## Rows

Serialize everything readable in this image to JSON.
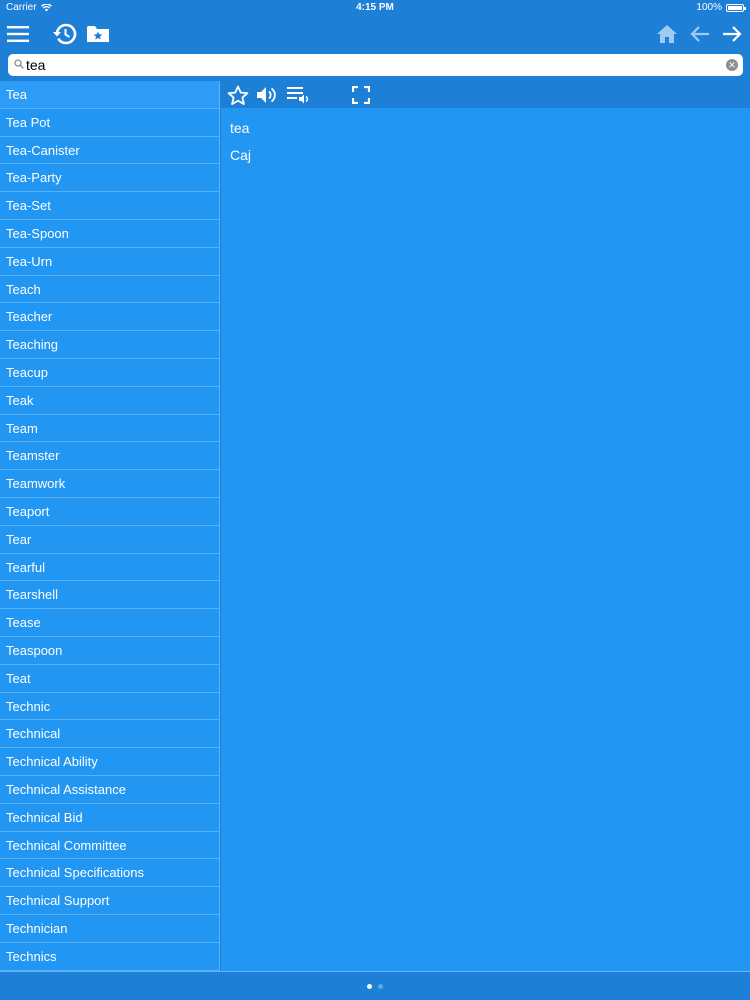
{
  "status_bar": {
    "carrier": "Carrier",
    "time": "4:15 PM",
    "battery": "100%"
  },
  "search": {
    "value": "tea",
    "placeholder": ""
  },
  "words": [
    "Tea",
    "Tea Pot",
    "Tea-Canister",
    "Tea-Party",
    "Tea-Set",
    "Tea-Spoon",
    "Tea-Urn",
    "Teach",
    "Teacher",
    "Teaching",
    "Teacup",
    "Teak",
    "Team",
    "Teamster",
    "Teamwork",
    "Teaport",
    "Tear",
    "Tearful",
    "Tearshell",
    "Tease",
    "Teaspoon",
    "Teat",
    "Technic",
    "Technical",
    "Technical Ability",
    "Technical Assistance",
    "Technical Bid",
    "Technical Committee",
    "Technical Specifications",
    "Technical Support",
    "Technician",
    "Technics"
  ],
  "detail": {
    "word": "tea",
    "translation": "Caj"
  },
  "colors": {
    "toolbar": "#1e7fd6",
    "panel": "#2196f3",
    "divider": "#5ab0f5"
  },
  "icons": {
    "menu": "menu-icon",
    "history": "history-icon",
    "favorites_folder": "favorites-folder-icon",
    "home": "home-icon",
    "back": "arrow-left-icon",
    "forward": "arrow-right-icon",
    "star": "star-icon",
    "speaker": "speaker-icon",
    "playlist": "playlist-audio-icon",
    "fullscreen": "fullscreen-icon"
  },
  "pager": {
    "pages": 2,
    "current": 1
  }
}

## What you are asked to do
From the listing above, collect every line that mentions the word "arrow".

## Response
    "back": "arrow-left-icon",
    "forward": "arrow-right-icon",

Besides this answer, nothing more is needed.